Extract from The New Daily
Hearings for the Royal Commission into the Robodebt Scheme came to an end on Friday.
Over the past four months, they have delivered a telling portrait of unaccountable government power.
What are the key things Australians should take away as they look back on a mass of limited recollections, missing paper and inaction?
The first phase of the inquiry was marked by bombshell revelations. Two iron curtains that protect government – legal professional privilege and cabinet confidentiality – were pulled back.
In the opening week, we learned:
In 2014, Department of Social Services’ legal advice on robodebt was a flat “no”. New legislation was needed to raise debts by averaging annual income. Robodebt went ahead without it.
In 2017, after enormous public outcry, external legal advice was not sought. Instead, a government lawyer reported feeling “pressure” to produce heavily qualified legal advice. This unpersuasive advice was then used to justify the scheme.
In 2018, the Department of Social Services, received advice dubbed “catastrophic” for the scheme. It stayed in draft, something lawyers admitted was a common practice.
Confronted by this, Commissioner Catherine Holmes had only two words: “I’m appalled”.
Without the royal commission, the standard rules on transparency would have applied. Australians would never have known any of it.
Ethically indefensible
Robodebt is about so much more than just the absence of law. After years of semantics and political rhetoric, the hearings confirmed robodebt as baseless, ethically indefensible policy.
Holmes rebuked the program as “amateurish, rushed and disastrous”.

** Data supplied **
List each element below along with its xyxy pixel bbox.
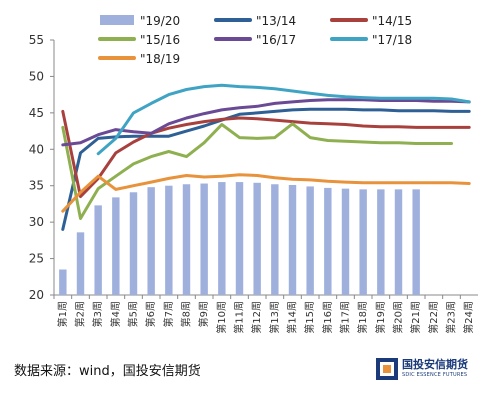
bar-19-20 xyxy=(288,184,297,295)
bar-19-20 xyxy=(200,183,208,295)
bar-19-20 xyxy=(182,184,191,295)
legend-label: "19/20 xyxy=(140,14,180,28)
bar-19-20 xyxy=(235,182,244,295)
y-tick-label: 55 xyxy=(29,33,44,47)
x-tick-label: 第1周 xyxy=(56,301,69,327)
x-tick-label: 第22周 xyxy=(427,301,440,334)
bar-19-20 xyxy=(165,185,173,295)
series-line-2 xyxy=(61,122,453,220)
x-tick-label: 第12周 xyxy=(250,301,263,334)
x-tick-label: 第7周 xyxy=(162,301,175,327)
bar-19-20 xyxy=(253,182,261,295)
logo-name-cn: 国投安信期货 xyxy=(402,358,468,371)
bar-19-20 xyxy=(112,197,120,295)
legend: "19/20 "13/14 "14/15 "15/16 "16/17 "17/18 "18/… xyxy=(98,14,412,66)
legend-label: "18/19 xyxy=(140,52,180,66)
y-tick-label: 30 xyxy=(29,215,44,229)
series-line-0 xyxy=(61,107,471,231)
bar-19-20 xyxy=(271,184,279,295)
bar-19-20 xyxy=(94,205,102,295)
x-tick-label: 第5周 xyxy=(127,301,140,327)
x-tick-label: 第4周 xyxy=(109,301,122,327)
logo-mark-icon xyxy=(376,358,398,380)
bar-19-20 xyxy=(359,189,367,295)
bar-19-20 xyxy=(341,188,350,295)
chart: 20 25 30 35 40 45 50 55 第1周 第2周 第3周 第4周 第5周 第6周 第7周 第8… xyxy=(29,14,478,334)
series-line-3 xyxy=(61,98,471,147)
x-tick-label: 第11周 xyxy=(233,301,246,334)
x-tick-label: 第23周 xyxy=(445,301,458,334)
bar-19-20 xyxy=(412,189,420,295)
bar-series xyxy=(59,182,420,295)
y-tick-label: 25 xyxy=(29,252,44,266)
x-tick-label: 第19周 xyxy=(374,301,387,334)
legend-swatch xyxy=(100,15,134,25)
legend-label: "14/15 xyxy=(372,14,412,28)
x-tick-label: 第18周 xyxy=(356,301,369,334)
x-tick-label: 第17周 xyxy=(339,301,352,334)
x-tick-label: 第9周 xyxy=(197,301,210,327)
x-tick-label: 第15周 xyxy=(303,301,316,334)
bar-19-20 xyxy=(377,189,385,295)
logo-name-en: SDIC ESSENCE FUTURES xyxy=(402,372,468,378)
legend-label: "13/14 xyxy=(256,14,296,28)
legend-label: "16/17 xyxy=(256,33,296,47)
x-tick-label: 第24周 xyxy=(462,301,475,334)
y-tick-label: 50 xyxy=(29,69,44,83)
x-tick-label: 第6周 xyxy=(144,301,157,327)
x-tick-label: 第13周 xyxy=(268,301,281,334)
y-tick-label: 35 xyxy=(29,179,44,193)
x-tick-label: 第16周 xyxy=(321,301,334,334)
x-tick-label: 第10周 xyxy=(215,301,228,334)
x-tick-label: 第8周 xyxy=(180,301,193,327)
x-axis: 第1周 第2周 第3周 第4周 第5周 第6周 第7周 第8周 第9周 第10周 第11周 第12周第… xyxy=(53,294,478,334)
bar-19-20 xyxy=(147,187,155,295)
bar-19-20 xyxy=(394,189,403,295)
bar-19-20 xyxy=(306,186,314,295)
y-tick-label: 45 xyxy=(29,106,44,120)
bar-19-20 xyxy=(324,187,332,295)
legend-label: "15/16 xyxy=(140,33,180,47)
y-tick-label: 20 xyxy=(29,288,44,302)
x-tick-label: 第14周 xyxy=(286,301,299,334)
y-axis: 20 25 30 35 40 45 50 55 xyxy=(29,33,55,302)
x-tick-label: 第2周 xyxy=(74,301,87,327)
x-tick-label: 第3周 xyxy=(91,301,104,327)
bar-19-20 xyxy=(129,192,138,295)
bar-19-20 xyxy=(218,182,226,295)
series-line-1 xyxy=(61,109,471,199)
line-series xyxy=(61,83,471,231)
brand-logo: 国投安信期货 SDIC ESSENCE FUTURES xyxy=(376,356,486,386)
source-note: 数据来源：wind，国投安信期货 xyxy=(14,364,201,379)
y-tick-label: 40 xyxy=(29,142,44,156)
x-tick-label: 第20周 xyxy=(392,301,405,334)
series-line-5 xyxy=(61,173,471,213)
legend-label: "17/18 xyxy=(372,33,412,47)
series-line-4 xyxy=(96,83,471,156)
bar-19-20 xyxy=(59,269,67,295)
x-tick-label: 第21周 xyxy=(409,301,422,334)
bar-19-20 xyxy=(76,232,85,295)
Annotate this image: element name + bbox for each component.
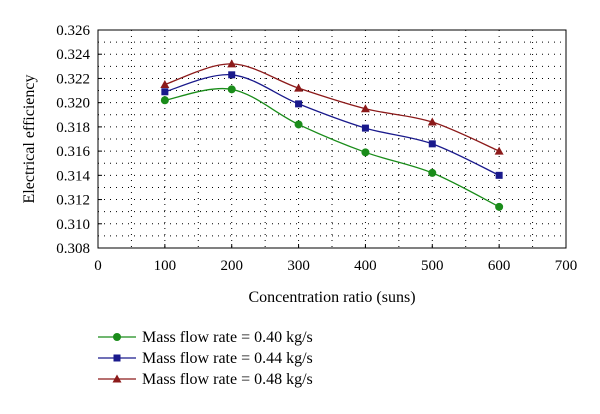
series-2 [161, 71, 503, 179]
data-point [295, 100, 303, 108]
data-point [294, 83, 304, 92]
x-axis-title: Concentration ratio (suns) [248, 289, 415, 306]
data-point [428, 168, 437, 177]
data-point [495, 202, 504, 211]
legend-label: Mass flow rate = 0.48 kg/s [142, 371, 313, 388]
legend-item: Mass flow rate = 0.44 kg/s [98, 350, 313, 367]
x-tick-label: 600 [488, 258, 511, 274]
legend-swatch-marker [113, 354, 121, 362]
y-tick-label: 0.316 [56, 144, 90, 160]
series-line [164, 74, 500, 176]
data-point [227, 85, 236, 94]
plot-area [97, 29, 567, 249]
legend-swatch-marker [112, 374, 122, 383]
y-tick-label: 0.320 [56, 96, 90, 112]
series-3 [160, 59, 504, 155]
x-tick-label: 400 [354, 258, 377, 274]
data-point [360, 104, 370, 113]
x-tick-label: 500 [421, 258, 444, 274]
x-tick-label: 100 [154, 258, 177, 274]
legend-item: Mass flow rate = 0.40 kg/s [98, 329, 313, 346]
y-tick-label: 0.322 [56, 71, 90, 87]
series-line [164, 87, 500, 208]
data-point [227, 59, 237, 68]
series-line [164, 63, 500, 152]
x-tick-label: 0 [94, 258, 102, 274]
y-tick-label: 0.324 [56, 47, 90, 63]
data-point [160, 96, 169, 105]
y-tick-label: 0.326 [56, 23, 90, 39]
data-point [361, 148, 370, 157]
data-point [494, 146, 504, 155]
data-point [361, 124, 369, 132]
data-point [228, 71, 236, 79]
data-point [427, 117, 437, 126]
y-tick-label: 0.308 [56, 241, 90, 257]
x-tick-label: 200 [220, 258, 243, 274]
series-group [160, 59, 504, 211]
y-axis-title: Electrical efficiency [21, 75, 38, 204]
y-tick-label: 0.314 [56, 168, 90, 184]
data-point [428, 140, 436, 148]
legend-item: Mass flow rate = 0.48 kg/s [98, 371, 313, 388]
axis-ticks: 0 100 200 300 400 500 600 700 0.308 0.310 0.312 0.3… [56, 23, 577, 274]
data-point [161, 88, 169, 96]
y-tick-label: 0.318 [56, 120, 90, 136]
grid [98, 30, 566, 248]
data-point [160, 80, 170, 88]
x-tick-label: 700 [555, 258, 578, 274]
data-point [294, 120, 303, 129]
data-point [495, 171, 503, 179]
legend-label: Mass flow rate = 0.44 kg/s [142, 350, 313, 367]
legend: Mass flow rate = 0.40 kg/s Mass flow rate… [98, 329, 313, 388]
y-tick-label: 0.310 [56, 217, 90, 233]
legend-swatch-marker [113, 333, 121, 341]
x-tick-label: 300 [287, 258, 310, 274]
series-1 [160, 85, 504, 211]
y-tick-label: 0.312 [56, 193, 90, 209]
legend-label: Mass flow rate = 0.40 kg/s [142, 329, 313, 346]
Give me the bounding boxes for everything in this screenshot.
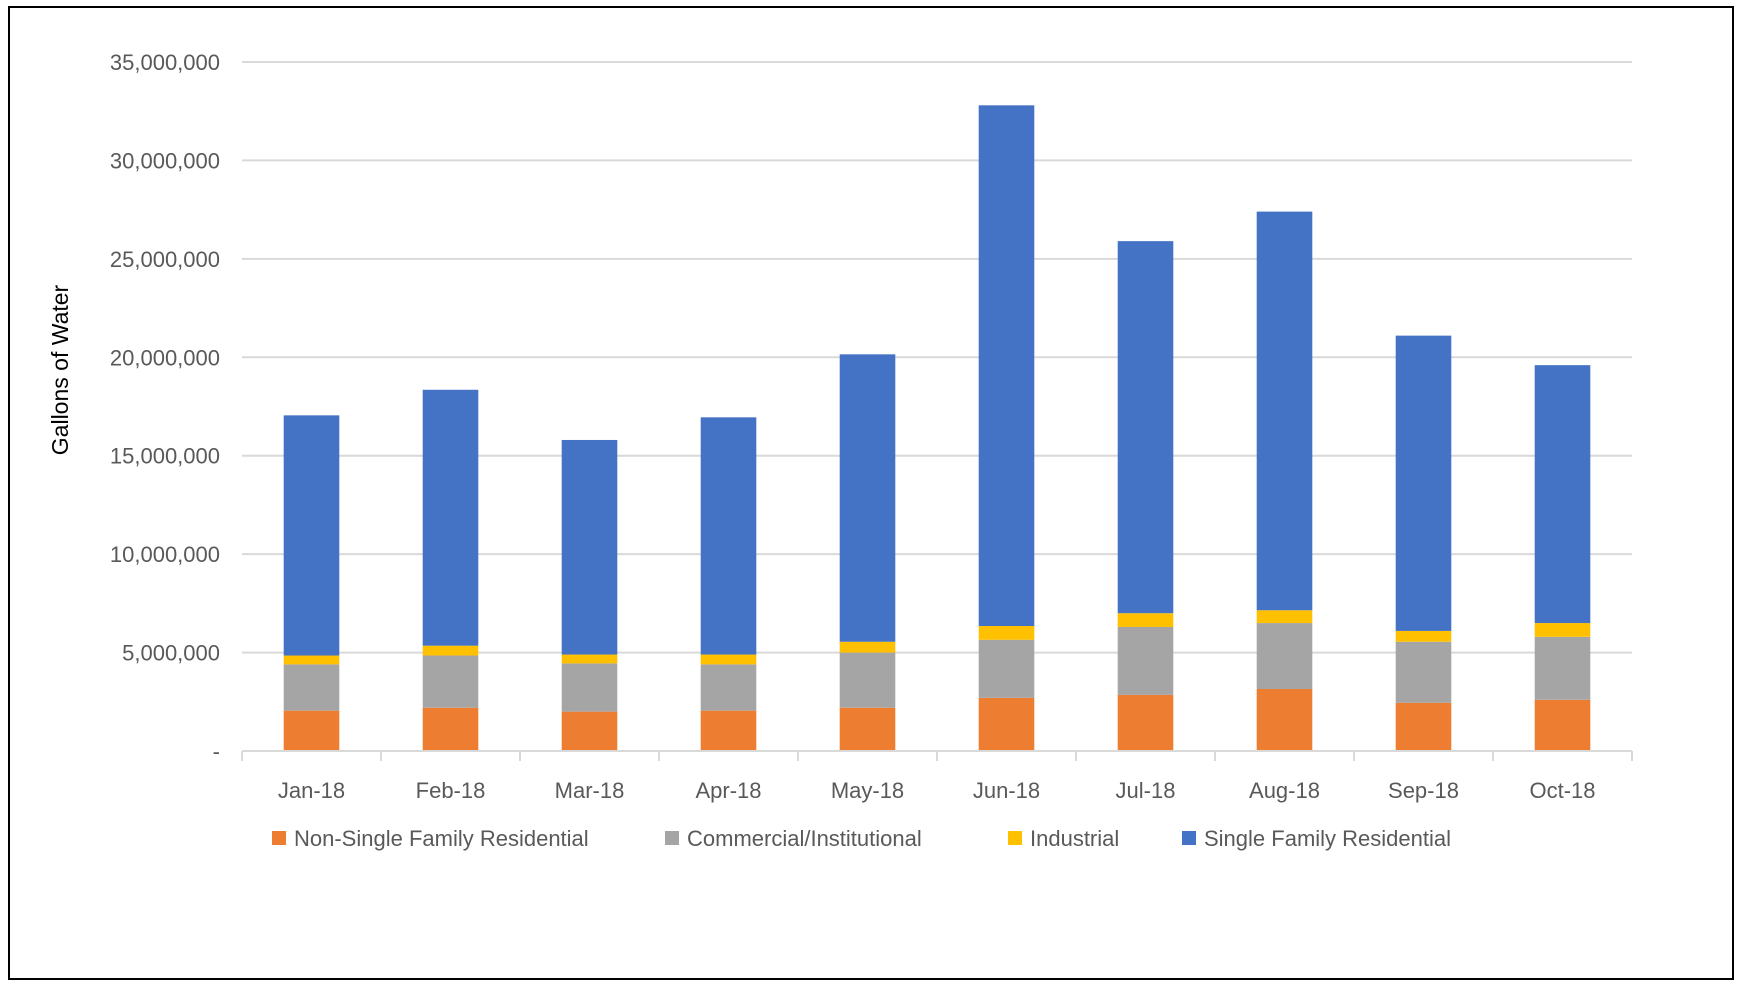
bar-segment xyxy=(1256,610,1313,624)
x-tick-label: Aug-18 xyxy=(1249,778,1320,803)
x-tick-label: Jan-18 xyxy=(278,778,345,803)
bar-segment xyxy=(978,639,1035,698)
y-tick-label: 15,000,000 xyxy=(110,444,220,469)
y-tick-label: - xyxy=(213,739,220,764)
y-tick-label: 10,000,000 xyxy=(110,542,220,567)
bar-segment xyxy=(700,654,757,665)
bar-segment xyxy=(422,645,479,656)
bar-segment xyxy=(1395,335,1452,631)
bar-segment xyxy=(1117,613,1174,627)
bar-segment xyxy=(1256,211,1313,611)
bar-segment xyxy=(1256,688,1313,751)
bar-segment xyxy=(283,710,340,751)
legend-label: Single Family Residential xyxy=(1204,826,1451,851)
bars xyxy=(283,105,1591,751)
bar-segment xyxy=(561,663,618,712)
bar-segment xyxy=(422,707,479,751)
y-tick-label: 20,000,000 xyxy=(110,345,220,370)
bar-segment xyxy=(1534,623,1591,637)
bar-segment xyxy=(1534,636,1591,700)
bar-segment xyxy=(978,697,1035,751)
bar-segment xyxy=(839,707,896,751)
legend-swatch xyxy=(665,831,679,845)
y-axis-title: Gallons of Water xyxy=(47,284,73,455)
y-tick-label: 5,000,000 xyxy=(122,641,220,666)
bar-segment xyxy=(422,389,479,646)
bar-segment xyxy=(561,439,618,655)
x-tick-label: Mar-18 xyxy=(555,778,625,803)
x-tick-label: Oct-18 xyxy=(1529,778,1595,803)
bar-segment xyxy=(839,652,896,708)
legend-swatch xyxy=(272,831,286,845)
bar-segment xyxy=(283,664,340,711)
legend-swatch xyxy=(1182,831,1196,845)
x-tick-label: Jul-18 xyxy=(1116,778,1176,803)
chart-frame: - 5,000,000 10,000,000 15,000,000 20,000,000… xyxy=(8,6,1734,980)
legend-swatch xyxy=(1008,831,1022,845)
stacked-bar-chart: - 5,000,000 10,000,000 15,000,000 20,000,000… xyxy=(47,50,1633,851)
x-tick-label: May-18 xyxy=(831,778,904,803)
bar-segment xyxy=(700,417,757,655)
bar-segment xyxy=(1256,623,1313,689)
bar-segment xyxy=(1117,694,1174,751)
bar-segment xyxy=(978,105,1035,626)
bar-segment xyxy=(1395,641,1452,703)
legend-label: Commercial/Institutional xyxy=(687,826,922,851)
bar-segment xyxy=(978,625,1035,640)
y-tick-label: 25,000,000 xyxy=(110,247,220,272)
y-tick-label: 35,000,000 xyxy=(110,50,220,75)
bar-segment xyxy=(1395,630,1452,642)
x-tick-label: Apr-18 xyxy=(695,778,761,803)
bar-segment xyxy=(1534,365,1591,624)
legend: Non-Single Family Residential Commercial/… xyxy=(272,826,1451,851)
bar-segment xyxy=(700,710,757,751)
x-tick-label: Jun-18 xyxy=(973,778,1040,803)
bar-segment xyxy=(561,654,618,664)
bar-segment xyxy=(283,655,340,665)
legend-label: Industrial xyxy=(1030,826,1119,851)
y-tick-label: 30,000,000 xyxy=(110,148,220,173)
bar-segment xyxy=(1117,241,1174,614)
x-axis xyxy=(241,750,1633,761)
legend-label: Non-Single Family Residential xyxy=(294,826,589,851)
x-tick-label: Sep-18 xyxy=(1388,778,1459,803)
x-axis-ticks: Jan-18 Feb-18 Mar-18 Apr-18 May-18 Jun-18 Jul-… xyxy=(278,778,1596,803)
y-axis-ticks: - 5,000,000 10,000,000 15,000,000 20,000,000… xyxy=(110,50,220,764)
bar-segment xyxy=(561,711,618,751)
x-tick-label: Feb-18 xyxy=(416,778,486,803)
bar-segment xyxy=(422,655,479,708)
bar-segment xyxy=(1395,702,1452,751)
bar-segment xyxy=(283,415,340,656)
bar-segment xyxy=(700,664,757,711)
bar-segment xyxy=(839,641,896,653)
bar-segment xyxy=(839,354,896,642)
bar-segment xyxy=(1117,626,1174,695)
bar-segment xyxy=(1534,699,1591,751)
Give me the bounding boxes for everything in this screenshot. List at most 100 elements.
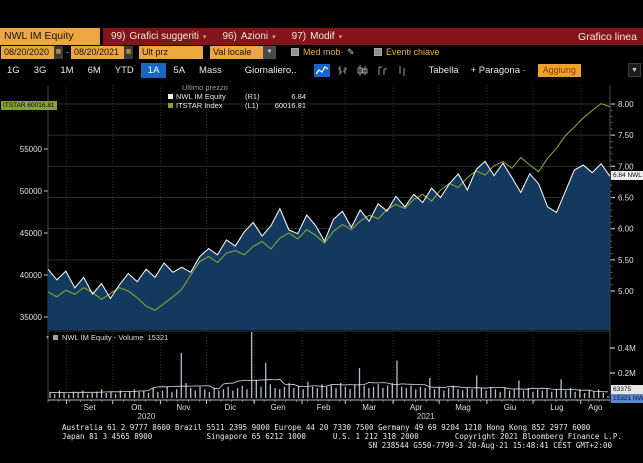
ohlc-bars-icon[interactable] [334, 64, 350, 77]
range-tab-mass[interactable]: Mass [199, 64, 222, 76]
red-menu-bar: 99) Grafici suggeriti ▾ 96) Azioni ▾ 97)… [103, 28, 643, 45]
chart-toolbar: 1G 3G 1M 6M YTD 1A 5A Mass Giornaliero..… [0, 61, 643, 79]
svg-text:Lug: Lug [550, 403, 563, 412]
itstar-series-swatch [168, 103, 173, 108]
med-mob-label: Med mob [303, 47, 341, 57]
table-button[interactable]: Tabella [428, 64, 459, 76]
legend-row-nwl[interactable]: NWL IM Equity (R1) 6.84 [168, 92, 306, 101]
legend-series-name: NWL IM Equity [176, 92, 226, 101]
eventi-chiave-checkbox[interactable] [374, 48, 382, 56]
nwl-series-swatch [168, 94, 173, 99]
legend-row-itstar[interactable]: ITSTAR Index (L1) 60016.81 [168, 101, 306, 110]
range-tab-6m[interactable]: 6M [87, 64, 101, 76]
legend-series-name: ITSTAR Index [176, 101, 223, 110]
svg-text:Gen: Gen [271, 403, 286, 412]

** Instruction **
Write out the Robodebt excerpt in full, word for word, with no changes.

** Exercise response **
Extract from The New Daily
Hearings for the Royal Commission into the Robodebt Scheme came to an end on Friday.
Over the past four months, they have delivered a telling portrait of unaccountable government power.
What are the key things Australians should take away as they look back on a mass of limited recollections, missing paper and inaction?
The first phase of the inquiry was marked by bombshell revelations. Two iron curtains that protect government – legal professional privilege and cabinet confidentiality – were pulled back.
In the opening week, we learned:
In 2014, Department of Social Services’ legal advice on robodebt was a flat “no”. New legislation was needed to raise debts by averaging annual income. Robodebt went ahead without it.
In 2017, after enormous public outcry, external legal advice was not sought. Instead, a government lawyer reported feeling “pressure” to produce heavily qualified legal advice. This unpersuasive advice was then used to justify the scheme.
In 2018, the Department of Social Services, received advice dubbed “catastrophic” for the scheme. It stayed in draft, something lawyers admitted was a common practice.
Confronted by this, Commissioner Catherine Holmes had only two words: “I’m appalled”.
Without the royal commission, the standard rules on transparency would have applied. Australians would never have known any of it.
Ethically indefensible
Robodebt is about so much more than just the absence of law. After years of semantics and political rhetoric, the hearings confirmed robodebt as baseless, ethically indefensible policy.
Holmes rebuked the program as “amateurish, rushed and disastrous”.